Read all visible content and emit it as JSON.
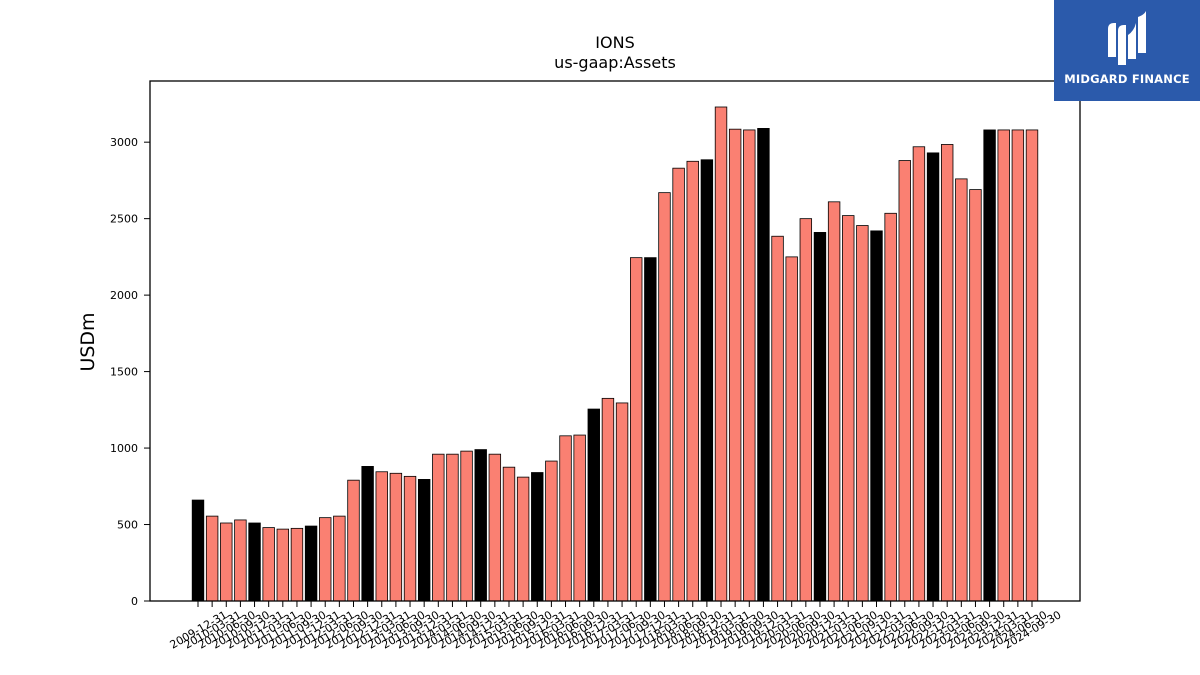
{
  "chart_data": {
    "type": "bar",
    "title": "IONS",
    "subtitle": "us-gaap:Assets",
    "ylabel": "USDm",
    "xlabel": "",
    "ylim": [
      0,
      3400
    ],
    "yticks": [
      0,
      500,
      1000,
      1500,
      2000,
      2500,
      3000
    ],
    "grid": false,
    "legend": "none",
    "colors": {
      "annual": "#000000",
      "quarterly": "#fa8072",
      "edge": "#000000"
    },
    "categories": [
      "2009-12-31",
      "2010-03-31",
      "2010-06-30",
      "2010-09-30",
      "2010-12-31",
      "2011-03-31",
      "2011-06-30",
      "2011-09-30",
      "2011-12-31",
      "2012-03-31",
      "2012-06-30",
      "2012-09-30",
      "2012-12-31",
      "2013-03-31",
      "2013-06-30",
      "2013-09-30",
      "2013-12-31",
      "2014-03-31",
      "2014-06-30",
      "2014-09-30",
      "2014-12-31",
      "2015-03-31",
      "2015-06-30",
      "2015-09-30",
      "2015-12-31",
      "2016-03-31",
      "2016-06-30",
      "2016-09-30",
      "2016-12-31",
      "2017-03-31",
      "2017-06-30",
      "2017-09-30",
      "2017-12-31",
      "2018-03-31",
      "2018-06-30",
      "2018-09-30",
      "2018-12-31",
      "2019-03-31",
      "2019-06-30",
      "2019-09-30",
      "2019-12-31",
      "2020-03-31",
      "2020-06-30",
      "2020-09-30",
      "2020-12-31",
      "2021-03-31",
      "2021-06-30",
      "2021-09-30",
      "2021-12-31",
      "2022-03-31",
      "2022-06-30",
      "2022-09-30",
      "2022-12-31",
      "2023-03-31",
      "2023-06-30",
      "2023-09-30",
      "2023-12-31",
      "2024-03-31",
      "2024-06-30",
      "2024-09-30"
    ],
    "values": [
      660,
      555,
      510,
      530,
      510,
      480,
      470,
      475,
      490,
      545,
      555,
      790,
      880,
      845,
      835,
      815,
      795,
      960,
      960,
      980,
      990,
      960,
      875,
      810,
      840,
      915,
      1080,
      1085,
      1255,
      1325,
      1295,
      2245,
      2245,
      2670,
      2830,
      2875,
      2885,
      3230,
      3085,
      3080,
      3090,
      2385,
      2250,
      2500,
      2410,
      2610,
      2520,
      2455,
      2420,
      2535,
      2880,
      2970,
      2930,
      2985,
      2760,
      2690,
      3080,
      3080,
      3080,
      3080
    ],
    "period_type": [
      "annual",
      "quarterly",
      "quarterly",
      "quarterly",
      "annual",
      "quarterly",
      "quarterly",
      "quarterly",
      "annual",
      "quarterly",
      "quarterly",
      "quarterly",
      "annual",
      "quarterly",
      "quarterly",
      "quarterly",
      "annual",
      "quarterly",
      "quarterly",
      "quarterly",
      "annual",
      "quarterly",
      "quarterly",
      "quarterly",
      "annual",
      "quarterly",
      "quarterly",
      "quarterly",
      "annual",
      "quarterly",
      "quarterly",
      "quarterly",
      "annual",
      "quarterly",
      "quarterly",
      "quarterly",
      "annual",
      "quarterly",
      "quarterly",
      "quarterly",
      "annual",
      "quarterly",
      "quarterly",
      "quarterly",
      "annual",
      "quarterly",
      "quarterly",
      "quarterly",
      "annual",
      "quarterly",
      "quarterly",
      "quarterly",
      "annual",
      "quarterly",
      "quarterly",
      "quarterly",
      "annual",
      "quarterly",
      "quarterly",
      "quarterly"
    ]
  },
  "logo": {
    "text": "MIDGARD FINANCE"
  }
}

################

Directions:
Repeat the material verbatim. Do not carry over any picture.

Reply:
Read all visible content and emit it as JSON.
{
  "chart_data": {
    "type": "bar",
    "title": "IONS",
    "subtitle": "us-gaap:Assets",
    "ylabel": "USDm",
    "xlabel": "",
    "ylim": [
      0,
      3400
    ],
    "yticks": [
      0,
      500,
      1000,
      1500,
      2000,
      2500,
      3000
    ],
    "grid": false,
    "legend": "none",
    "colors": {
      "annual": "#000000",
      "quarterly": "#fa8072",
      "edge": "#000000"
    },
    "categories": [
      "2009-12-31",
      "2010-03-31",
      "2010-06-30",
      "2010-09-30",
      "2010-12-31",
      "2011-03-31",
      "2011-06-30",
      "2011-09-30",
      "2011-12-31",
      "2012-03-31",
      "2012-06-30",
      "2012-09-30",
      "2012-12-31",
      "2013-03-31",
      "2013-06-30",
      "2013-09-30",
      "2013-12-31",
      "2014-03-31",
      "2014-06-30",
      "2014-09-30",
      "2014-12-31",
      "2015-03-31",
      "2015-06-30",
      "2015-09-30",
      "2015-12-31",
      "2016-03-31",
      "2016-06-30",
      "2016-09-30",
      "2016-12-31",
      "2017-03-31",
      "2017-06-30",
      "2017-09-30",
      "2017-12-31",
      "2018-03-31",
      "2018-06-30",
      "2018-09-30",
      "2018-12-31",
      "2019-03-31",
      "2019-06-30",
      "2019-09-30",
      "2019-12-31",
      "2020-03-31",
      "2020-06-30",
      "2020-09-30",
      "2020-12-31",
      "2021-03-31",
      "2021-06-30",
      "2021-09-30",
      "2021-12-31",
      "2022-03-31",
      "2022-06-30",
      "2022-09-30",
      "2022-12-31",
      "2023-03-31",
      "2023-06-30",
      "2023-09-30",
      "2023-12-31",
      "2024-03-31",
      "2024-06-30",
      "2024-09-30"
    ],
    "values": [
      660,
      555,
      510,
      530,
      510,
      480,
      470,
      475,
      490,
      545,
      555,
      790,
      880,
      845,
      835,
      815,
      795,
      960,
      960,
      980,
      990,
      960,
      875,
      810,
      840,
      915,
      1080,
      1085,
      1255,
      1325,
      1295,
      2245,
      2245,
      2670,
      2830,
      2875,
      2885,
      3230,
      3085,
      3080,
      3090,
      2385,
      2250,
      2500,
      2410,
      2610,
      2520,
      2455,
      2420,
      2535,
      2880,
      2970,
      2930,
      2985,
      2760,
      2690,
      3080,
      3080,
      3080,
      3080
    ],
    "period_type": [
      "annual",
      "quarterly",
      "quarterly",
      "quarterly",
      "annual",
      "quarterly",
      "quarterly",
      "quarterly",
      "annual",
      "quarterly",
      "quarterly",
      "quarterly",
      "annual",
      "quarterly",
      "quarterly",
      "quarterly",
      "annual",
      "quarterly",
      "quarterly",
      "quarterly",
      "annual",
      "quarterly",
      "quarterly",
      "quarterly",
      "annual",
      "quarterly",
      "quarterly",
      "quarterly",
      "annual",
      "quarterly",
      "quarterly",
      "quarterly",
      "annual",
      "quarterly",
      "quarterly",
      "quarterly",
      "annual",
      "quarterly",
      "quarterly",
      "quarterly",
      "annual",
      "quarterly",
      "quarterly",
      "quarterly",
      "annual",
      "quarterly",
      "quarterly",
      "quarterly",
      "annual",
      "quarterly",
      "quarterly",
      "quarterly",
      "annual",
      "quarterly",
      "quarterly",
      "quarterly",
      "annual",
      "quarterly",
      "quarterly",
      "quarterly"
    ]
  },
  "logo": {
    "text": "MIDGARD FINANCE"
  }
}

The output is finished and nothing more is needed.